Dataset listings of figures
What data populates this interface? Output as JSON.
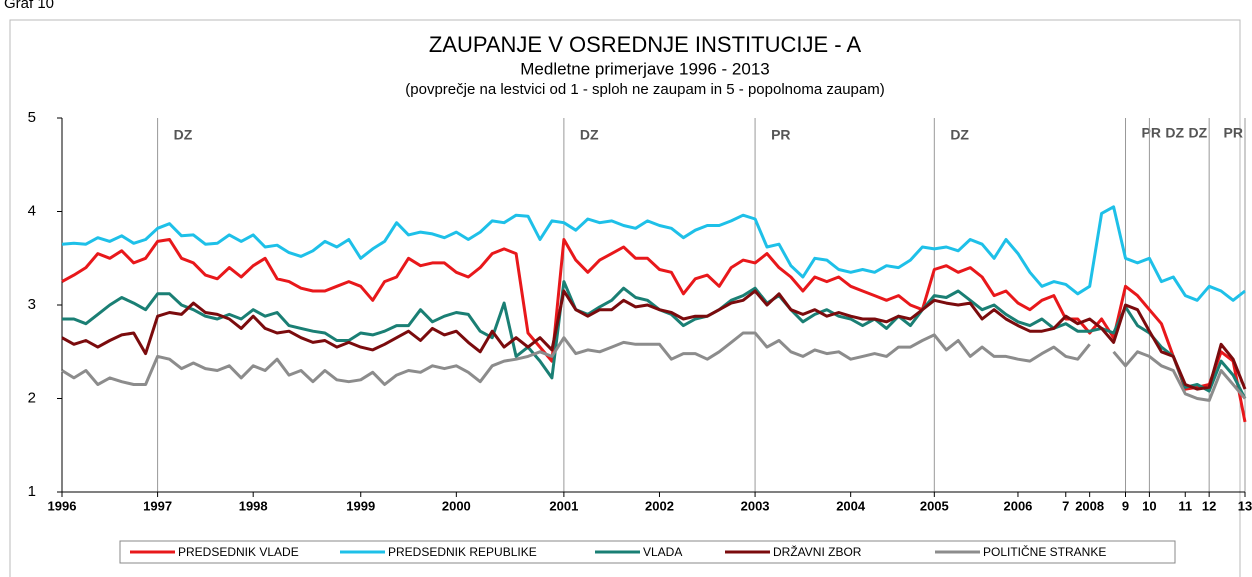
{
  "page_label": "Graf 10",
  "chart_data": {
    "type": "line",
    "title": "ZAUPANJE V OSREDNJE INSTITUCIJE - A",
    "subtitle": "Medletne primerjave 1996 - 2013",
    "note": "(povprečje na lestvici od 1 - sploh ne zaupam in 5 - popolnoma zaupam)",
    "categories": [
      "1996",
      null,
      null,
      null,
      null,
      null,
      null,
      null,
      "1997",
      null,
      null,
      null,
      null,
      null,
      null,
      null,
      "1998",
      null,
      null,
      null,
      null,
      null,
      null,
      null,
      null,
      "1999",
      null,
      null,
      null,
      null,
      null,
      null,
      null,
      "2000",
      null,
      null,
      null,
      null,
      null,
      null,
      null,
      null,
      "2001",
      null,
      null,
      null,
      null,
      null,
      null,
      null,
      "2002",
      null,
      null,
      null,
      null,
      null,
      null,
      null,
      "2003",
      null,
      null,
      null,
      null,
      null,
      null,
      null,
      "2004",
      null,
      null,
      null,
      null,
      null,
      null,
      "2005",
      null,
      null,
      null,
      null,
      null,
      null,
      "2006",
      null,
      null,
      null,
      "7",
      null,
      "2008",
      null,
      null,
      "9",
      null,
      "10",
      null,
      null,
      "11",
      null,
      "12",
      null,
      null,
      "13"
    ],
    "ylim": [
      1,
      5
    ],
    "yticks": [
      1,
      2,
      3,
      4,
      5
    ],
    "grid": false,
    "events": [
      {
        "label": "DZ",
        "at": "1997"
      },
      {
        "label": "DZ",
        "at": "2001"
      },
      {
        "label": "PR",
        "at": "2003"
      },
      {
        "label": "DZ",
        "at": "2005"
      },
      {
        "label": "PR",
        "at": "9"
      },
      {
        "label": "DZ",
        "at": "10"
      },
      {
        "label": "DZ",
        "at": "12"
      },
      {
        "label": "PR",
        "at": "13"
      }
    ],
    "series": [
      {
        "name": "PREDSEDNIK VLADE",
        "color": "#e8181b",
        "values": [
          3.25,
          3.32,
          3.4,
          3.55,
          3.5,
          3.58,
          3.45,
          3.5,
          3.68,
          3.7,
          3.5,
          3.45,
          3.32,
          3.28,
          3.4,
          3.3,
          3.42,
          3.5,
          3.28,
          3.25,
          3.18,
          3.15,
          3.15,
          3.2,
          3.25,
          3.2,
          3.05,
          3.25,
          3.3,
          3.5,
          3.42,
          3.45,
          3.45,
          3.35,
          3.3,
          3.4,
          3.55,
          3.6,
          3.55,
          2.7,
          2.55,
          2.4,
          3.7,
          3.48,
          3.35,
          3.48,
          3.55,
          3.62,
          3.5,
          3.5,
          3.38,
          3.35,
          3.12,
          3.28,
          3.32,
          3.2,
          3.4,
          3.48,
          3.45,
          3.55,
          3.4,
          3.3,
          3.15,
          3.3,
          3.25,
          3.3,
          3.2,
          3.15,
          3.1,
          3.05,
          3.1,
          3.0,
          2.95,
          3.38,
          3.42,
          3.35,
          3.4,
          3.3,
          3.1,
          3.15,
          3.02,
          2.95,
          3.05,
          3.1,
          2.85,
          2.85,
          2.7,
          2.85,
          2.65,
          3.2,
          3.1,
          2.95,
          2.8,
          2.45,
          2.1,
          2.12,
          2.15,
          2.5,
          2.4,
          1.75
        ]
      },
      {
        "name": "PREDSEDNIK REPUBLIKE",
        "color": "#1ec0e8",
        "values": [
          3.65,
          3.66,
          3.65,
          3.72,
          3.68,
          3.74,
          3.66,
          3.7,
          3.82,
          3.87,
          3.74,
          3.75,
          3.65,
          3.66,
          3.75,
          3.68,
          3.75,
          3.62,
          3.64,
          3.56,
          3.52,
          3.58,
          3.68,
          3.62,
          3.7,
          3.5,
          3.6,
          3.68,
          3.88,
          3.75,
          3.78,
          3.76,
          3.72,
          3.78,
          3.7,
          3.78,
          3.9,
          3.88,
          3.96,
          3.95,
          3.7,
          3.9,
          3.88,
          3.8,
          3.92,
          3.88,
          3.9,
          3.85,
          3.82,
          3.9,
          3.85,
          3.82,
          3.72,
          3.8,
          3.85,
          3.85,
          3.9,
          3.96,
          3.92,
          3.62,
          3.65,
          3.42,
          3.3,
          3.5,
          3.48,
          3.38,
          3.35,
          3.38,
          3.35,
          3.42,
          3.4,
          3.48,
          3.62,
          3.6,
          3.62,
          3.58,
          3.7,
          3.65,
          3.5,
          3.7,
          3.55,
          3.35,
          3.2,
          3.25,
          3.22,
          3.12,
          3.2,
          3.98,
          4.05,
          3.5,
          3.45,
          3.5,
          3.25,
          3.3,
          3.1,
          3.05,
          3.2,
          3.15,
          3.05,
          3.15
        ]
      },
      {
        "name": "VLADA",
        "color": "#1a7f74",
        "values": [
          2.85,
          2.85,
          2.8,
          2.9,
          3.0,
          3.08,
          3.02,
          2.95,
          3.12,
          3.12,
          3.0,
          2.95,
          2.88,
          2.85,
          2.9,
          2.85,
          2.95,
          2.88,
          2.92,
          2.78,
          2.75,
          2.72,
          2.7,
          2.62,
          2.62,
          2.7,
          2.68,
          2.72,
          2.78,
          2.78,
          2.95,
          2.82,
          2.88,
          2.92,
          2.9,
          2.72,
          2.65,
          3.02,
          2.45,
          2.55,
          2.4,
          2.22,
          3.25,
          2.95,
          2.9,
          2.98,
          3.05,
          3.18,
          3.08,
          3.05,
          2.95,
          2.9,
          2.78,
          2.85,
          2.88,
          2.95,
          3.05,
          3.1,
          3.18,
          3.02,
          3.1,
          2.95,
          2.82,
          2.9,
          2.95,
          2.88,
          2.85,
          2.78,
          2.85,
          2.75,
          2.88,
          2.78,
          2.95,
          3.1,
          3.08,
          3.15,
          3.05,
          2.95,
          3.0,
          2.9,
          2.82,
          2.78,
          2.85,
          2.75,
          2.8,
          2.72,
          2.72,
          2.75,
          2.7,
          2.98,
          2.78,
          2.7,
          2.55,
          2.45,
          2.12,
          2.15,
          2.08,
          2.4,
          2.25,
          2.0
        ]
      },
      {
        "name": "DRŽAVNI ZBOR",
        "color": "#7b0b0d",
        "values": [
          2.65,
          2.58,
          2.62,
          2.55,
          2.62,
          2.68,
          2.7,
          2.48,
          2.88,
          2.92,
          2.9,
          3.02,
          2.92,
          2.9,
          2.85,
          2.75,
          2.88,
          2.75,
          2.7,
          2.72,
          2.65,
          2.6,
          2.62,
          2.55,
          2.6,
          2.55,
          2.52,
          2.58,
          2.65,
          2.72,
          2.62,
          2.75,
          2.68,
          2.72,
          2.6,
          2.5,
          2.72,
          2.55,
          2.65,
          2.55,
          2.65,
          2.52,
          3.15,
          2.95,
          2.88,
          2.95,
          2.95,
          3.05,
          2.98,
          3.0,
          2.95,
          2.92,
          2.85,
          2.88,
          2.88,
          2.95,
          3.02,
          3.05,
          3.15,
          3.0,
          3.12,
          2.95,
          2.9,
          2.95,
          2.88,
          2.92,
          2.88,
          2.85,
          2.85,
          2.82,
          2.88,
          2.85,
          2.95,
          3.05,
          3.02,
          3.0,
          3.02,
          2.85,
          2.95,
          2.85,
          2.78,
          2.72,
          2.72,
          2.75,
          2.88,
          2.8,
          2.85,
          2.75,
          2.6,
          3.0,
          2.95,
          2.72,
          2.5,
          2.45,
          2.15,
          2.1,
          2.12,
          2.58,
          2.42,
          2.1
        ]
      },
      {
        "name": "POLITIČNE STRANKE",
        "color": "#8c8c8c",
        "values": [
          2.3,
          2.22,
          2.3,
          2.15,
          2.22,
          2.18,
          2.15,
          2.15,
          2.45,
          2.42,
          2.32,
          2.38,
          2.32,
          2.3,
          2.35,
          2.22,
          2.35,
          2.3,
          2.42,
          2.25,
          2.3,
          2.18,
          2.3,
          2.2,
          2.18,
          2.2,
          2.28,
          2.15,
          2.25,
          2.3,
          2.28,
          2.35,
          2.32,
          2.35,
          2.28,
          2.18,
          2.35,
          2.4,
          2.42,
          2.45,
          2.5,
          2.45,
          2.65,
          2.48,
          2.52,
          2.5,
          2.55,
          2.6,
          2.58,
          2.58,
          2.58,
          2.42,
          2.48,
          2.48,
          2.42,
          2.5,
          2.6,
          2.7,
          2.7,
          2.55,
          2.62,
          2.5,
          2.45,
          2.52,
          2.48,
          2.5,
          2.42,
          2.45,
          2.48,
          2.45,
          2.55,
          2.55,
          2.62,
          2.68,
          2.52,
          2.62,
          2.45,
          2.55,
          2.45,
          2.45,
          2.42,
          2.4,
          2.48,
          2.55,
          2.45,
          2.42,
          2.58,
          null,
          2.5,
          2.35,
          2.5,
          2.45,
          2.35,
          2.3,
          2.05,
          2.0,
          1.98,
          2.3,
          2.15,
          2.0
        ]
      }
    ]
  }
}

> _Work instructions_
Track down every line of the material containing the string "color", and copy it.

> _In response_
        "color": "#e8181b",
        "color": "#1ec0e8",
        "color": "#1a7f74",
        "color": "#7b0b0d",
        "color": "#8c8c8c",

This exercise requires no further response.